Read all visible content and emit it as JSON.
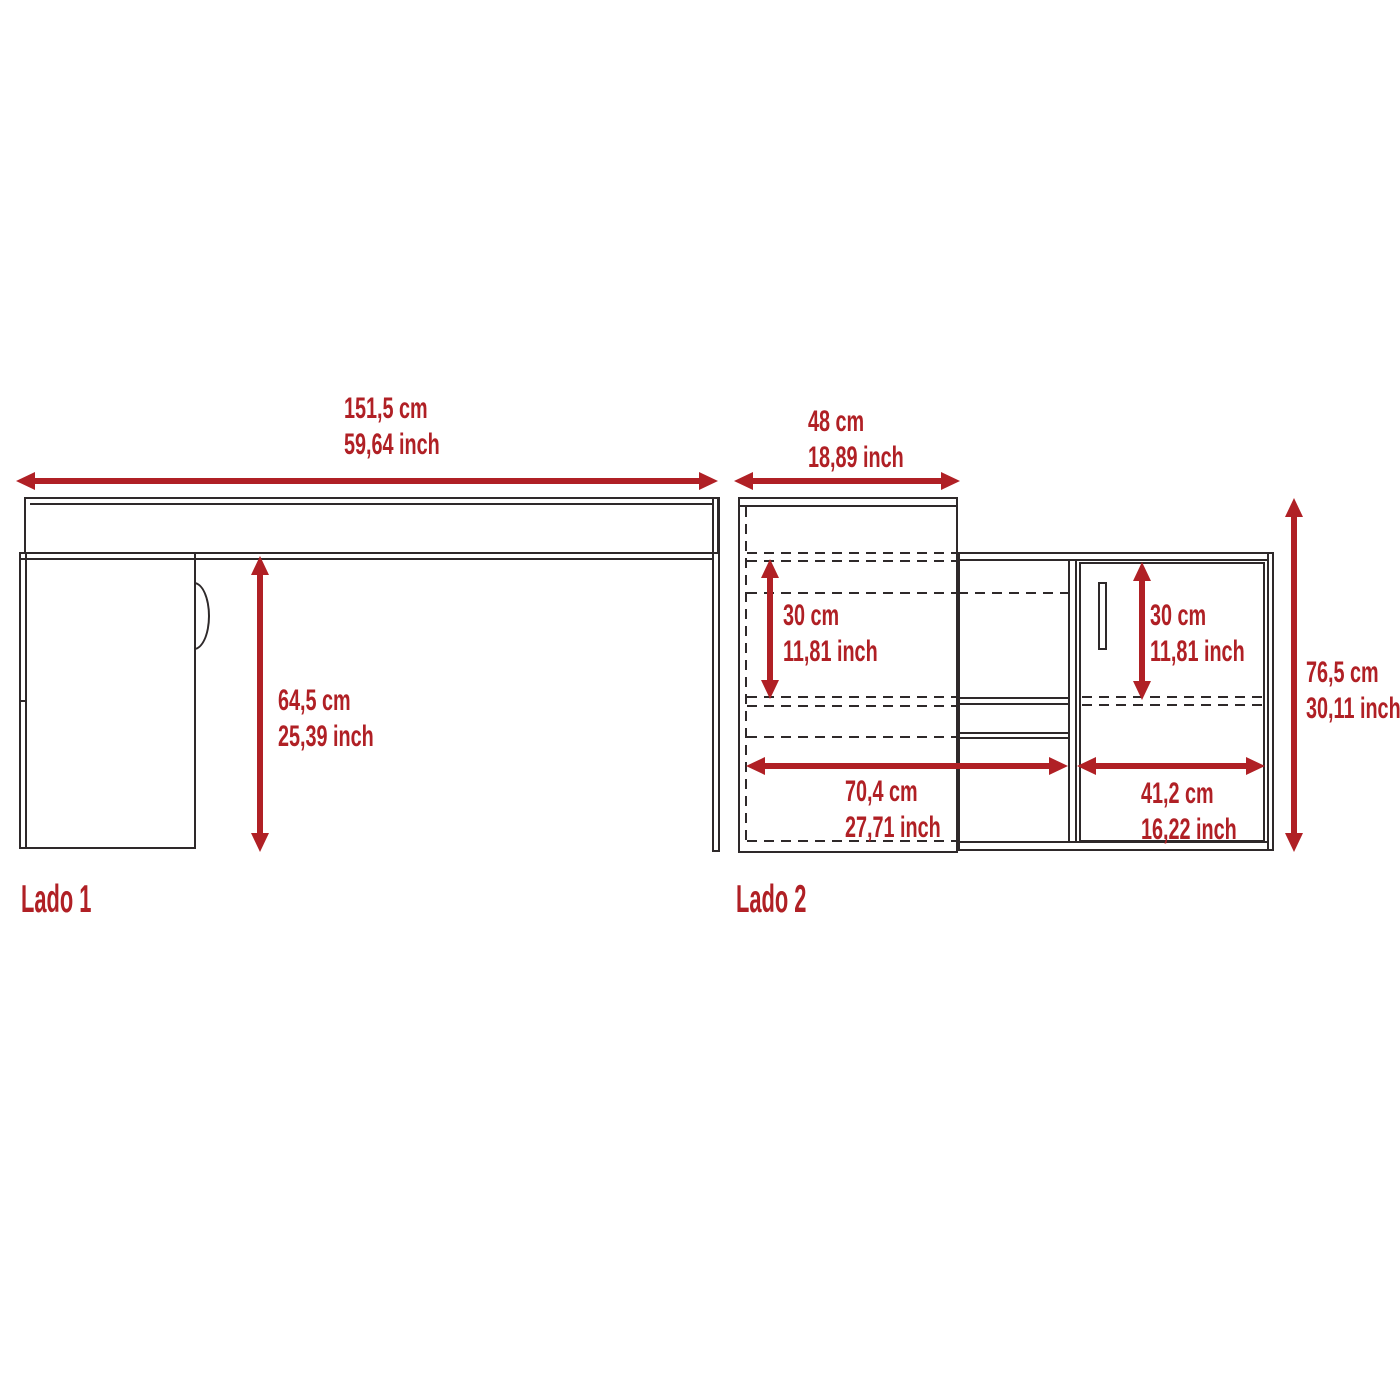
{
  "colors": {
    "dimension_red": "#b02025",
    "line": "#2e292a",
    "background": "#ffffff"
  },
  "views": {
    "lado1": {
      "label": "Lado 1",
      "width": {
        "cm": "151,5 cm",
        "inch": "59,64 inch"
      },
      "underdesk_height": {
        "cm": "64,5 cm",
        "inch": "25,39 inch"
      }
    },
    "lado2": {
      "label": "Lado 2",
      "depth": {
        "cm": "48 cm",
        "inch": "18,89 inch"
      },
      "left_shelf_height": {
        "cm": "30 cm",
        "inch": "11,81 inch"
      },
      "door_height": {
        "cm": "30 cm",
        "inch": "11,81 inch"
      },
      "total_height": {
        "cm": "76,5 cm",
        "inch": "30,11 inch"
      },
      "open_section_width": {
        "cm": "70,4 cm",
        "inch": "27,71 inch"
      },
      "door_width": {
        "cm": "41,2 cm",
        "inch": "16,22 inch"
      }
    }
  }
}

· · · ·

_Instructions for the task_:
Every entry must be reproduced exactly, with the images left out.

_Final answer_:
Read all visible content and emit it as JSON.
{
  "colors": {
    "dimension_red": "#b02025",
    "line": "#2e292a",
    "background": "#ffffff"
  },
  "views": {
    "lado1": {
      "label": "Lado 1",
      "width": {
        "cm": "151,5 cm",
        "inch": "59,64 inch"
      },
      "underdesk_height": {
        "cm": "64,5 cm",
        "inch": "25,39 inch"
      }
    },
    "lado2": {
      "label": "Lado 2",
      "depth": {
        "cm": "48 cm",
        "inch": "18,89 inch"
      },
      "left_shelf_height": {
        "cm": "30 cm",
        "inch": "11,81 inch"
      },
      "door_height": {
        "cm": "30 cm",
        "inch": "11,81 inch"
      },
      "total_height": {
        "cm": "76,5 cm",
        "inch": "30,11 inch"
      },
      "open_section_width": {
        "cm": "70,4 cm",
        "inch": "27,71 inch"
      },
      "door_width": {
        "cm": "41,2 cm",
        "inch": "16,22 inch"
      }
    }
  }
}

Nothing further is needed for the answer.